What this task involves: Could you transcribe the material below exactly, without leaving out a single line?

Data for processing:
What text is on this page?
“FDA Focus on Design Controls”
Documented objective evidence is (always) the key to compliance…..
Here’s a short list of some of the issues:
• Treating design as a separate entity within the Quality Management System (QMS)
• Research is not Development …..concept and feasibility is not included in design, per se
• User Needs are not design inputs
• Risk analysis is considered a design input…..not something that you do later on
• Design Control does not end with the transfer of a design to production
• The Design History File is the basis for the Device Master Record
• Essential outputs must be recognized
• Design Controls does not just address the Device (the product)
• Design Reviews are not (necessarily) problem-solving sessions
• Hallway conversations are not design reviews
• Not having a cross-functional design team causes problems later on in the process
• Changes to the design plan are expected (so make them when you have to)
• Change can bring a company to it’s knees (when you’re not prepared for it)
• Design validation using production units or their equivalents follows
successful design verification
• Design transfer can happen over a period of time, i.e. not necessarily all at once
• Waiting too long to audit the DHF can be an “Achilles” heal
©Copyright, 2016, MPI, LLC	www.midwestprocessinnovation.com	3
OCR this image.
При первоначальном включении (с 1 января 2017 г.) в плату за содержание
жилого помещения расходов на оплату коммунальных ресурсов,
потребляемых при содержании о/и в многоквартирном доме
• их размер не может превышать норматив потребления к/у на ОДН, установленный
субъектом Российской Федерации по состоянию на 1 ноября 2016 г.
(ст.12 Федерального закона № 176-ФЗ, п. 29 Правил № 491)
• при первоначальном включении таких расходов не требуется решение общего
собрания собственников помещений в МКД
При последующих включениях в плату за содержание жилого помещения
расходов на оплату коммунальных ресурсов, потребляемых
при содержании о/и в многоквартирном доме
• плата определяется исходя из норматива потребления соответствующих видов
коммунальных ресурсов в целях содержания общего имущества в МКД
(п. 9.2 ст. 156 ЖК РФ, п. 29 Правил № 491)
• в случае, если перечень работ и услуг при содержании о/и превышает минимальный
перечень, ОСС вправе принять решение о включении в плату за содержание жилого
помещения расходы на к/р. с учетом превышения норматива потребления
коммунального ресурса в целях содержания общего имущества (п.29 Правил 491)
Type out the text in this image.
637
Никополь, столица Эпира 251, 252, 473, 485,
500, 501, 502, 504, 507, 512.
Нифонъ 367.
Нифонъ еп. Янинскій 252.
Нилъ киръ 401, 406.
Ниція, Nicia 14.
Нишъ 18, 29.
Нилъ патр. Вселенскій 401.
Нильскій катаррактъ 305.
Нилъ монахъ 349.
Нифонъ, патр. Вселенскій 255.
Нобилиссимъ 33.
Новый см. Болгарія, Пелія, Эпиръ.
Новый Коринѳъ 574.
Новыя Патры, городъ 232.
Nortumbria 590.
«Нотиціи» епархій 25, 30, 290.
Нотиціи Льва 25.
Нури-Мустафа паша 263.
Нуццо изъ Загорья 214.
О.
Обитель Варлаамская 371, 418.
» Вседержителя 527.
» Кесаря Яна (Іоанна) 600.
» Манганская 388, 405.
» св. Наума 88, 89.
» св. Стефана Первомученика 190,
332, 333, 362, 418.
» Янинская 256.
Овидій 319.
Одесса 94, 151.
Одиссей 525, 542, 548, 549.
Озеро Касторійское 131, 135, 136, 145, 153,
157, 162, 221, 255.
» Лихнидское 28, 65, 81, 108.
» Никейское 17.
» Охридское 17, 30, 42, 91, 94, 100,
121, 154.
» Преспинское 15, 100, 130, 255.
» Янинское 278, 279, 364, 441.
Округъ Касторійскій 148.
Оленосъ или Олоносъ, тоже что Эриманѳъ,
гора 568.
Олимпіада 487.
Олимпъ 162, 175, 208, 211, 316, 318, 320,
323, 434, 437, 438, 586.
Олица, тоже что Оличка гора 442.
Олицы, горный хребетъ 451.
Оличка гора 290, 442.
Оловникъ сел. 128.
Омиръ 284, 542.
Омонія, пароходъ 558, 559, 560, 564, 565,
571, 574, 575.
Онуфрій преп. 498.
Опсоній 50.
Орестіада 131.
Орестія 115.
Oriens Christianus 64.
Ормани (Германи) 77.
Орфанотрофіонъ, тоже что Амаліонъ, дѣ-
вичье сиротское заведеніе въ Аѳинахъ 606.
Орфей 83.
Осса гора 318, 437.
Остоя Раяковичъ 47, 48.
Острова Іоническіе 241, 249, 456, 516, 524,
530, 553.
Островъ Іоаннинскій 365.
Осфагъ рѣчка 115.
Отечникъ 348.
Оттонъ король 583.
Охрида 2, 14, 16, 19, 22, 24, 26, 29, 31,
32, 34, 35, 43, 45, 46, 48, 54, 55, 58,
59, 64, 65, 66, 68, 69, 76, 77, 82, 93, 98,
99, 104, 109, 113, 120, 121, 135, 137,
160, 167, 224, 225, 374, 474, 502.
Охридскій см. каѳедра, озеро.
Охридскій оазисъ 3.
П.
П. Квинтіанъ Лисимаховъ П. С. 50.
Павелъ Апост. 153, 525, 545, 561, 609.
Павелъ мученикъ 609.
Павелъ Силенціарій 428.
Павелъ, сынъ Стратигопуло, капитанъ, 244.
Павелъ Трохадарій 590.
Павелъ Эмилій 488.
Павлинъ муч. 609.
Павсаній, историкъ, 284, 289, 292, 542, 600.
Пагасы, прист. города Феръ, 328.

Exercise result:
What text is on this page?
“FDA Focus on Design Controls”
Documented objective evidence is (always) the key to compliance…..
Here’s a short list of some of the issues:
• Treating design as a separate entity within the Quality Management System (QMS)
• Research is not Development …..concept and feasibility is not included in design, per se
• User Needs are not design inputs
• Risk analysis is considered a design input…..not something that you do later on
• Design Control does not end with the transfer of a design to production
• The Design History File is the basis for the Device Master Record
• Essential outputs must be recognized
• Design Controls does not just address the Device (the product)
• Design Reviews are not (necessarily) problem-solving sessions
• Hallway conversations are not design reviews
• Not having a cross-functional design team causes problems later on in the process
• Changes to the design plan are expected (so make them when you have to)
• Change can bring a company to it’s knees (when you’re not prepared for it)
• Design validation using production units or their equivalents follows
successful design verification
• Design transfer can happen over a period of time, i.e. not necessarily all at once
• Waiting too long to audit the DHF can be an “Achilles” heal
©Copyright, 2016, MPI, LLC	www.midwestprocessinnovation.com	3
OCR this image.
При первоначальном включении (с 1 января 2017 г.) в плату за содержание
жилого помещения расходов на оплату коммунальных ресурсов,
потребляемых при содержании о/и в многоквартирном доме
• их размер не может превышать норматив потребления к/у на ОДН, установленный
субъектом Российской Федерации по состоянию на 1 ноября 2016 г.
(ст.12 Федерального закона № 176-ФЗ, п. 29 Правил № 491)
• при первоначальном включении таких расходов не требуется решение общего
собрания собственников помещений в МКД
При последующих включениях в плату за содержание жилого помещения
расходов на оплату коммунальных ресурсов, потребляемых
при содержании о/и в многоквартирном доме
• плата определяется исходя из норматива потребления соответствующих видов
коммунальных ресурсов в целях содержания общего имущества в МКД
(п. 9.2 ст. 156 ЖК РФ, п. 29 Правил № 491)
• в случае, если перечень работ и услуг при содержании о/и превышает минимальный
перечень, ОСС вправе принять решение о включении в плату за содержание жилого
помещения расходы на к/р. с учетом превышения норматива потребления
коммунального ресурса в целях содержания общего имущества (п.29 Правил 491)
Type out the text in this image.
637
Никополь, столица Эпира 251, 252, 473, 485,
500, 501, 502, 504, 507, 512.
Нифонъ 367.
Нифонъ еп. Янинскій 252.
Нилъ киръ 401, 406.
Ниція, Nicia 14.
Нишъ 18, 29.
Нилъ патр. Вселенскій 401.
Нильскій катаррактъ 305.
Нилъ монахъ 349.
Нифонъ, патр. Вселенскій 255.
Нобилиссимъ 33.
Новый см. Болгарія, Пелія, Эпиръ.
Новый Коринѳъ 574.
Новыя Патры, городъ 232.
Nortumbria 590.
«Нотиціи» епархій 25, 30, 290.
Нотиціи Льва 25.
Нури-Мустафа паша 263.
Нуццо изъ Загорья 214.
О.
Обитель Варлаамская 371, 418.
» Вседержителя 527.
» Кесаря Яна (Іоанна) 600.
» Манганская 388, 405.
» св. Наума 88, 89.
» св. Стефана Первомученика 190,
332, 333, 362, 418.
» Янинская 256.
Овидій 319.
Одесса 94, 151.
Одиссей 525, 542, 548, 549.
Озеро Касторійское 131, 135, 136, 145, 153,
157, 162, 221, 255.
» Лихнидское 28, 65, 81, 108.
» Никейское 17.
» Охридское 17, 30, 42, 91, 94, 100,
121, 154.
» Преспинское 15, 100, 130, 255.
» Янинское 278, 279, 364, 441.
Округъ Касторійскій 148.
Оленосъ или Олоносъ, тоже что Эриманѳъ,
гора 568.
Олимпіада 487.
Олимпъ 162, 175, 208, 211, 316, 318, 320,
323, 434, 437, 438, 586.
Олица, тоже что Оличка гора 442.
Олицы, горный хребетъ 451.
Оличка гора 290, 442.
Оловникъ сел. 128.
Омиръ 284, 542.
Омонія, пароходъ 558, 559, 560, 564, 565,
571, 574, 575.
Онуфрій преп. 498.
Опсоній 50.
Орестіада 131.
Орестія 115.
Oriens Christianus 64.
Ормани (Германи) 77.
Орфанотрофіонъ, тоже что Амаліонъ, дѣ-
вичье сиротское заведеніе въ Аѳинахъ 606.
Орфей 83.
Осса гора 318, 437.
Остоя Раяковичъ 47, 48.
Острова Іоническіе 241, 249, 456, 516, 524,
530, 553.
Островъ Іоаннинскій 365.
Осфагъ рѣчка 115.
Отечникъ 348.
Оттонъ король 583.
Охрида 2, 14, 16, 19, 22, 24, 26, 29, 31,
32, 34, 35, 43, 45, 46, 48, 54, 55, 58,
59, 64, 65, 66, 68, 69, 76, 77, 82, 93, 98,
99, 104, 109, 113, 120, 121, 135, 137,
160, 167, 224, 225, 374, 474, 502.
Охридскій см. каѳедра, озеро.
Охридскій оазисъ 3.
П.
П. Квинтіанъ Лисимаховъ П. С. 50.
Павелъ Апост. 153, 525, 545, 561, 609.
Павелъ мученикъ 609.
Павелъ Силенціарій 428.
Павелъ, сынъ Стратигопуло, капитанъ, 244.
Павелъ Трохадарій 590.
Павелъ Эмилій 488.
Павлинъ муч. 609.
Павсаній, историкъ, 284, 289, 292, 542, 600.
Пагасы, прист. города Феръ, 328.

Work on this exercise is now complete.